━━━━━ Provided information ━━━━━

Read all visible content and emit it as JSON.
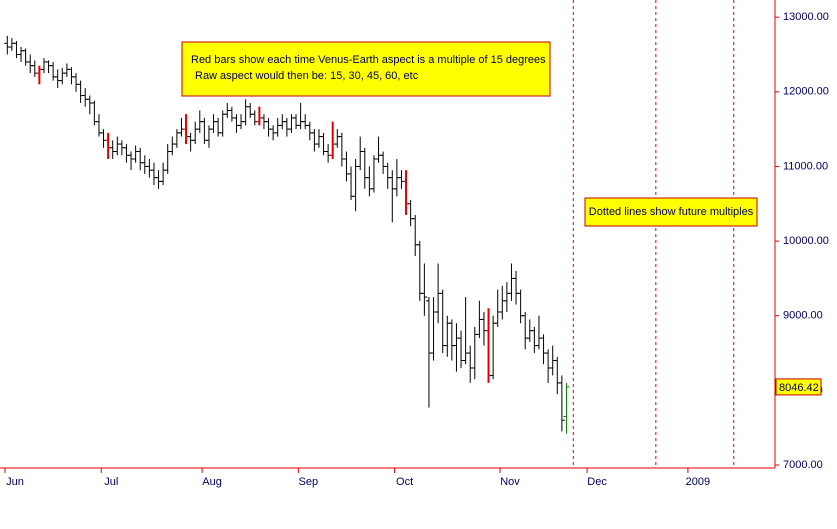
{
  "chart_data": {
    "type": "ohlc",
    "annotations": [
      "Red bars show each time Venus-Earth aspect is a multiple of 15 degrees",
      "Raw aspect would then be: 15, 30, 45, 60, etc",
      "Dotted lines show future multiples"
    ],
    "categories": [
      "Jun",
      null,
      null,
      null,
      null,
      null,
      null,
      null,
      null,
      null,
      null,
      null,
      null,
      null,
      null,
      null,
      null,
      null,
      null,
      null,
      null,
      "Jul",
      null,
      null,
      null,
      null,
      null,
      null,
      null,
      null,
      null,
      null,
      null,
      null,
      null,
      null,
      null,
      null,
      null,
      null,
      null,
      null,
      null,
      "Aug",
      null,
      null,
      null,
      null,
      null,
      null,
      null,
      null,
      null,
      null,
      null,
      null,
      null,
      null,
      null,
      null,
      null,
      null,
      null,
      null,
      "Sep",
      null,
      null,
      null,
      null,
      null,
      null,
      null,
      null,
      null,
      null,
      null,
      null,
      null,
      null,
      null,
      null,
      null,
      null,
      null,
      null,
      "Oct",
      null,
      null,
      null,
      null,
      null,
      null,
      null,
      null,
      null,
      null,
      null,
      null,
      null,
      null,
      null,
      null,
      null,
      null,
      null,
      null,
      null,
      null,
      "Nov",
      null,
      null,
      null,
      null,
      null,
      null,
      null,
      null,
      null,
      null,
      null,
      null,
      null,
      null,
      null,
      null,
      null,
      null,
      "Dec",
      null,
      null,
      null,
      null,
      null,
      null,
      null,
      null,
      null,
      null,
      null,
      null,
      null,
      null,
      null,
      null,
      null,
      null,
      null,
      null,
      null,
      "2009",
      null,
      null,
      null,
      null,
      null,
      null,
      null,
      null,
      null,
      null,
      null,
      null,
      null,
      null,
      null,
      null,
      null,
      null
    ],
    "ohlc": [
      [
        12650,
        12750,
        12500,
        12600
      ],
      [
        12600,
        12720,
        12550,
        12650
      ],
      [
        12650,
        12680,
        12450,
        12500
      ],
      [
        12500,
        12600,
        12400,
        12550
      ],
      [
        12550,
        12580,
        12350,
        12400
      ],
      [
        12400,
        12500,
        12250,
        12350
      ],
      [
        12350,
        12420,
        12200,
        12250
      ],
      [
        12250,
        12350,
        12100,
        12300
      ],
      [
        12300,
        12450,
        12250,
        12400
      ],
      [
        12400,
        12420,
        12250,
        12350
      ],
      [
        12350,
        12400,
        12150,
        12200
      ],
      [
        12200,
        12300,
        12050,
        12150
      ],
      [
        12150,
        12320,
        12100,
        12250
      ],
      [
        12250,
        12380,
        12200,
        12300
      ],
      [
        12300,
        12330,
        12100,
        12200
      ],
      [
        12200,
        12250,
        12000,
        12100
      ],
      [
        12100,
        12150,
        11850,
        11950
      ],
      [
        11950,
        12050,
        11800,
        11900
      ],
      [
        11900,
        11950,
        11700,
        11850
      ],
      [
        11850,
        11880,
        11550,
        11600
      ],
      [
        11600,
        11700,
        11400,
        11450
      ],
      [
        11450,
        11500,
        11250,
        11350
      ],
      [
        11350,
        11450,
        11100,
        11250
      ],
      [
        11250,
        11350,
        11100,
        11200
      ],
      [
        11200,
        11400,
        11150,
        11300
      ],
      [
        11300,
        11350,
        11150,
        11250
      ],
      [
        11250,
        11300,
        11050,
        11150
      ],
      [
        11150,
        11200,
        10950,
        11100
      ],
      [
        11100,
        11280,
        11050,
        11200
      ],
      [
        11200,
        11250,
        10950,
        11050
      ],
      [
        11050,
        11150,
        10900,
        11000
      ],
      [
        11000,
        11100,
        10850,
        10950
      ],
      [
        10950,
        11050,
        10750,
        10850
      ],
      [
        10850,
        10950,
        10700,
        10800
      ],
      [
        10800,
        11050,
        10750,
        10950
      ],
      [
        10950,
        11300,
        10900,
        11200
      ],
      [
        11200,
        11400,
        11150,
        11300
      ],
      [
        11300,
        11500,
        11250,
        11450
      ],
      [
        11450,
        11650,
        11400,
        11500
      ],
      [
        11500,
        11700,
        11300,
        11400
      ],
      [
        11400,
        11450,
        11200,
        11350
      ],
      [
        11350,
        11600,
        11300,
        11500
      ],
      [
        11500,
        11750,
        11450,
        11600
      ],
      [
        11600,
        11650,
        11300,
        11350
      ],
      [
        11350,
        11550,
        11250,
        11500
      ],
      [
        11500,
        11700,
        11450,
        11600
      ],
      [
        11600,
        11650,
        11400,
        11450
      ],
      [
        11450,
        11750,
        11400,
        11700
      ],
      [
        11700,
        11850,
        11650,
        11750
      ],
      [
        11750,
        11800,
        11600,
        11650
      ],
      [
        11650,
        11700,
        11450,
        11550
      ],
      [
        11550,
        11700,
        11500,
        11600
      ],
      [
        11600,
        11900,
        11550,
        11800
      ],
      [
        11800,
        11850,
        11650,
        11700
      ],
      [
        11700,
        11750,
        11550,
        11600
      ],
      [
        11600,
        11800,
        11550,
        11650
      ],
      [
        11650,
        11700,
        11500,
        11600
      ],
      [
        11600,
        11650,
        11400,
        11500
      ],
      [
        11500,
        11550,
        11350,
        11450
      ],
      [
        11450,
        11650,
        11400,
        11550
      ],
      [
        11550,
        11700,
        11500,
        11600
      ],
      [
        11600,
        11650,
        11400,
        11500
      ],
      [
        11500,
        11700,
        11450,
        11650
      ],
      [
        11650,
        11700,
        11500,
        11550
      ],
      [
        11550,
        11850,
        11500,
        11600
      ],
      [
        11600,
        11700,
        11500,
        11550
      ],
      [
        11550,
        11600,
        11350,
        11450
      ],
      [
        11450,
        11500,
        11200,
        11300
      ],
      [
        11300,
        11500,
        11250,
        11400
      ],
      [
        11400,
        11450,
        11150,
        11200
      ],
      [
        11200,
        11300,
        11050,
        11150
      ],
      [
        11150,
        11600,
        11100,
        11300
      ],
      [
        11300,
        11500,
        11250,
        11400
      ],
      [
        11400,
        11450,
        11000,
        11100
      ],
      [
        11100,
        11200,
        10800,
        10900
      ],
      [
        10900,
        11000,
        10550,
        10600
      ],
      [
        10600,
        11100,
        10400,
        11000
      ],
      [
        11000,
        11400,
        10950,
        11200
      ],
      [
        11200,
        11250,
        10700,
        10850
      ],
      [
        10850,
        11000,
        10600,
        10700
      ],
      [
        10700,
        11150,
        10650,
        11100
      ],
      [
        11100,
        11400,
        11050,
        11150
      ],
      [
        11150,
        11200,
        10900,
        11000
      ],
      [
        11000,
        11050,
        10700,
        10850
      ],
      [
        10850,
        10950,
        10250,
        10700
      ],
      [
        10700,
        11100,
        10600,
        10850
      ],
      [
        10850,
        10950,
        10700,
        10800
      ],
      [
        10800,
        10950,
        10350,
        10500
      ],
      [
        10500,
        10550,
        10200,
        10300
      ],
      [
        10300,
        10350,
        9800,
        9950
      ],
      [
        9950,
        10000,
        9200,
        9300
      ],
      [
        9300,
        9700,
        9000,
        9250
      ],
      [
        9200,
        9250,
        7770,
        8500
      ],
      [
        8500,
        9250,
        8400,
        9050
      ],
      [
        9050,
        9700,
        8900,
        9300
      ],
      [
        9300,
        9350,
        8500,
        8600
      ],
      [
        8600,
        9000,
        8450,
        8900
      ],
      [
        8900,
        8950,
        8400,
        8600
      ],
      [
        8600,
        8900,
        8250,
        8700
      ],
      [
        8700,
        8800,
        8300,
        8400
      ],
      [
        8400,
        9250,
        8350,
        8500
      ],
      [
        8500,
        8600,
        8100,
        8300
      ],
      [
        8300,
        8850,
        8150,
        8750
      ],
      [
        8750,
        9200,
        8700,
        8950
      ],
      [
        8950,
        9050,
        8600,
        8800
      ],
      [
        8800,
        9100,
        8100,
        8200
      ],
      [
        8200,
        9000,
        8150,
        8900
      ],
      [
        8900,
        9350,
        8850,
        9050
      ],
      [
        9050,
        9400,
        8950,
        9200
      ],
      [
        9200,
        9450,
        9050,
        9300
      ],
      [
        9300,
        9700,
        9200,
        9500
      ],
      [
        9500,
        9600,
        9150,
        9300
      ],
      [
        9300,
        9350,
        8900,
        9000
      ],
      [
        9000,
        9050,
        8550,
        8700
      ],
      [
        8700,
        8950,
        8650,
        8800
      ],
      [
        8800,
        8850,
        8500,
        8600
      ],
      [
        8600,
        9000,
        8550,
        8700
      ],
      [
        8700,
        8750,
        8350,
        8500
      ],
      [
        8500,
        8550,
        8100,
        8300
      ],
      [
        8300,
        8600,
        8200,
        8400
      ],
      [
        8400,
        8450,
        7950,
        8100
      ],
      [
        8100,
        8200,
        7450,
        7600
      ],
      [
        7650,
        8100,
        7420,
        8046.42
      ],
      null,
      null,
      null,
      null,
      null,
      null,
      null,
      null,
      null,
      null,
      null,
      null,
      null,
      null,
      null,
      null,
      null,
      null,
      null,
      null,
      null,
      null,
      null,
      null,
      null,
      null,
      null,
      null,
      null,
      null,
      null,
      null,
      null,
      null,
      null,
      null,
      null,
      null,
      null,
      null,
      null,
      null,
      null,
      null,
      null,
      null,
      null
    ],
    "color": "#000000",
    "aspect_color": "#e00000",
    "last_color": "#008000",
    "aspect_bars": [
      7,
      22,
      39,
      55,
      71,
      87,
      105
    ],
    "future_aspects": [
      124,
      142,
      159
    ],
    "ylim": [
      6960,
      13230
    ],
    "yticks": [
      {
        "value": 7000,
        "label": "7000.00"
      },
      {
        "value": 8000,
        "label": "8000.00"
      },
      {
        "value": 9000,
        "label": "9000.00"
      },
      {
        "value": 10000,
        "label": "10000.00"
      },
      {
        "value": 11000,
        "label": "11000.00"
      },
      {
        "value": 12000,
        "label": "12000.00"
      },
      {
        "value": 13000,
        "label": "13000.00"
      }
    ]
  }
}
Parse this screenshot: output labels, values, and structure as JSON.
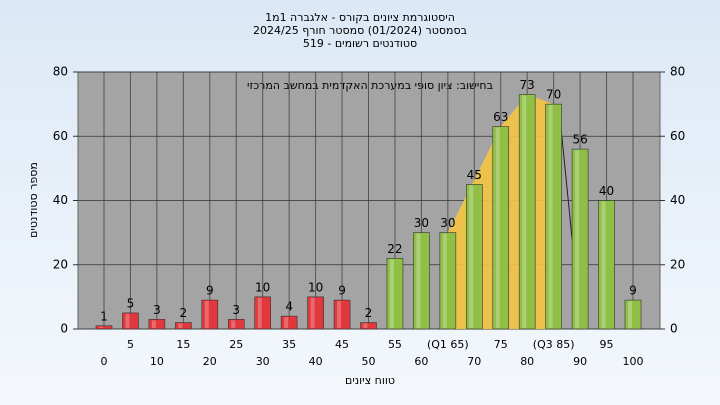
{
  "chart_data": {
    "type": "bar",
    "title": "היסטוגרמת ציונים בקורס - אלגברה 1מ1",
    "subtitle": "בסמסטר  (01/2024)  סמסטר חורף 2024/25",
    "subtitle2": "סטודנטים רשומים - 519",
    "annotation": "בחישוב: ציון סופי במערכת האקדמית במחשב המרכזי",
    "y_label": "מספר סטודנטים",
    "x_label": "טווח ציונים",
    "categories": [
      "0",
      "5",
      "10",
      "15",
      "20",
      "25",
      "30",
      "35",
      "40",
      "45",
      "50",
      "55",
      "60",
      "(Q1 65)",
      "70",
      "75",
      "80",
      "(Q3 85)",
      "90",
      "95",
      "100"
    ],
    "values": [
      1,
      5,
      3,
      2,
      9,
      3,
      10,
      4,
      10,
      9,
      2,
      22,
      30,
      30,
      45,
      63,
      73,
      70,
      56,
      40,
      9
    ],
    "colors": [
      "#e0383c",
      "#e0383c",
      "#e0383c",
      "#e0383c",
      "#e0383c",
      "#e0383c",
      "#e0383c",
      "#e0383c",
      "#e0383c",
      "#e0383c",
      "#e0383c",
      "#8fbf45",
      "#8fbf45",
      "#8fbf45",
      "#8fbf45",
      "#8fbf45",
      "#8fbf45",
      "#8fbf45",
      "#8fbf45",
      "#8fbf45",
      "#8fbf45"
    ],
    "ylim": [
      0,
      80
    ],
    "yticks": [
      0,
      20,
      40,
      60,
      80
    ],
    "y2lim": [
      0,
      80
    ],
    "y2ticks": [
      0,
      20,
      40,
      60,
      80
    ],
    "grid": true
  }
}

━━━━━

Requirements — Pick out the lines containing the word "סטודנטים" and show them.

Answer to the problem —
    "subtitle2": "סטודנטים רשומים - 519",
    "y_label": "מספר סטודנטים",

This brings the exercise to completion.